WRITTEN INSTRUCTION: Every record here should be printed again exactly.

INFORMATION GIVEN:

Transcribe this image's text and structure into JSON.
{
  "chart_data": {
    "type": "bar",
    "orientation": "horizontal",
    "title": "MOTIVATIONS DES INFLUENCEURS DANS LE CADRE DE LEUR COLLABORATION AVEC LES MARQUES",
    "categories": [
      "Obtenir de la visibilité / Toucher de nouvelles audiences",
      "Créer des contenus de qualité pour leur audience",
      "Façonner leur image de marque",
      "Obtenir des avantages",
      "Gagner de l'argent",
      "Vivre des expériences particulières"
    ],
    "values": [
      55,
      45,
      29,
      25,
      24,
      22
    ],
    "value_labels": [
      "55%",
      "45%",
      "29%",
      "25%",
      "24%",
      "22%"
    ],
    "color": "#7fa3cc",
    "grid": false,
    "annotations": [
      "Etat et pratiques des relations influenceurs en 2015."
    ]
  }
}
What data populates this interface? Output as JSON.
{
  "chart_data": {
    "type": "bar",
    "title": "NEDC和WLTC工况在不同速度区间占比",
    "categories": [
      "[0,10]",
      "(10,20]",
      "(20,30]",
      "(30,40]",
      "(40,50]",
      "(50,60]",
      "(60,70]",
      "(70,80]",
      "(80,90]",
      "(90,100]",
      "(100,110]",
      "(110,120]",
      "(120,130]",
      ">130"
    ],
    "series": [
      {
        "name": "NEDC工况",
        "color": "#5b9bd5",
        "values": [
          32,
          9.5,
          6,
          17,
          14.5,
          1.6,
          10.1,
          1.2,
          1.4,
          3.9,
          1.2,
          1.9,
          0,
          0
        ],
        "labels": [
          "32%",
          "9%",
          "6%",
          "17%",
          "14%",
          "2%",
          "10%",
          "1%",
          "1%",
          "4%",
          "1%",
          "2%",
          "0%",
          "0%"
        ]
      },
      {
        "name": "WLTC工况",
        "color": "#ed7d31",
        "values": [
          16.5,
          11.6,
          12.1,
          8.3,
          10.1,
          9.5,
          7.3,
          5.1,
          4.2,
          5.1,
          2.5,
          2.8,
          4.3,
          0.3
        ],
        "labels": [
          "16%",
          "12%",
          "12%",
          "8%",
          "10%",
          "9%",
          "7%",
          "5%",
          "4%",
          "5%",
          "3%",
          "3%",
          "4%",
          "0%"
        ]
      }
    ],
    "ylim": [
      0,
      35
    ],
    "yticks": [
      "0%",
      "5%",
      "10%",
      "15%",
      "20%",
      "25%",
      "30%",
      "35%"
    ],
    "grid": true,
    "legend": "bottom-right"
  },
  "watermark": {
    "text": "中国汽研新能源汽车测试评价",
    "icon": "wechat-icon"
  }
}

EXERCISE OUTPUT:
Transcribe this image's text and structure into JSON.
{
  "chart_data": {
    "type": "bar",
    "orientation": "horizontal",
    "title": "MOTIVATIONS DES INFLUENCEURS DANS LE CADRE DE LEUR COLLABORATION AVEC LES MARQUES",
    "categories": [
      "Obtenir de la visibilité / Toucher de nouvelles audiences",
      "Créer des contenus de qualité pour leur audience",
      "Façonner leur image de marque",
      "Obtenir des avantages",
      "Gagner de l'argent",
      "Vivre des expériences particulières"
    ],
    "values": [
      55,
      45,
      29,
      25,
      24,
      22
    ],
    "value_labels": [
      "55%",
      "45%",
      "29%",
      "25%",
      "24%",
      "22%"
    ],
    "color": "#7fa3cc",
    "grid": false,
    "annotations": [
      "Etat et pratiques des relations influenceurs en 2015."
    ]
  }
}
What data populates this interface? Output as JSON.
{
  "chart_data": {
    "type": "bar",
    "title": "NEDC和WLTC工况在不同速度区间占比",
    "categories": [
      "[0,10]",
      "(10,20]",
      "(20,30]",
      "(30,40]",
      "(40,50]",
      "(50,60]",
      "(60,70]",
      "(70,80]",
      "(80,90]",
      "(90,100]",
      "(100,110]",
      "(110,120]",
      "(120,130]",
      ">130"
    ],
    "series": [
      {
        "name": "NEDC工况",
        "color": "#5b9bd5",
        "values": [
          32,
          9.5,
          6,
          17,
          14.5,
          1.6,
          10.1,
          1.2,
          1.4,
          3.9,
          1.2,
          1.9,
          0,
          0
        ],
        "labels": [
          "32%",
          "9%",
          "6%",
          "17%",
          "14%",
          "2%",
          "10%",
          "1%",
          "1%",
          "4%",
          "1%",
          "2%",
          "0%",
          "0%"
        ]
      },
      {
        "name": "WLTC工况",
        "color": "#ed7d31",
        "values": [
          16.5,
          11.6,
          12.1,
          8.3,
          10.1,
          9.5,
          7.3,
          5.1,
          4.2,
          5.1,
          2.5,
          2.8,
          4.3,
          0.3
        ],
        "labels": [
          "16%",
          "12%",
          "12%",
          "8%",
          "10%",
          "9%",
          "7%",
          "5%",
          "4%",
          "5%",
          "3%",
          "3%",
          "4%",
          "0%"
        ]
      }
    ],
    "ylim": [
      0,
      35
    ],
    "yticks": [
      "0%",
      "5%",
      "10%",
      "15%",
      "20%",
      "25%",
      "30%",
      "35%"
    ],
    "grid": true,
    "legend": "bottom-right"
  },
  "watermark": {
    "text": "中国汽研新能源汽车测试评价",
    "icon": "wechat-icon"
  }
}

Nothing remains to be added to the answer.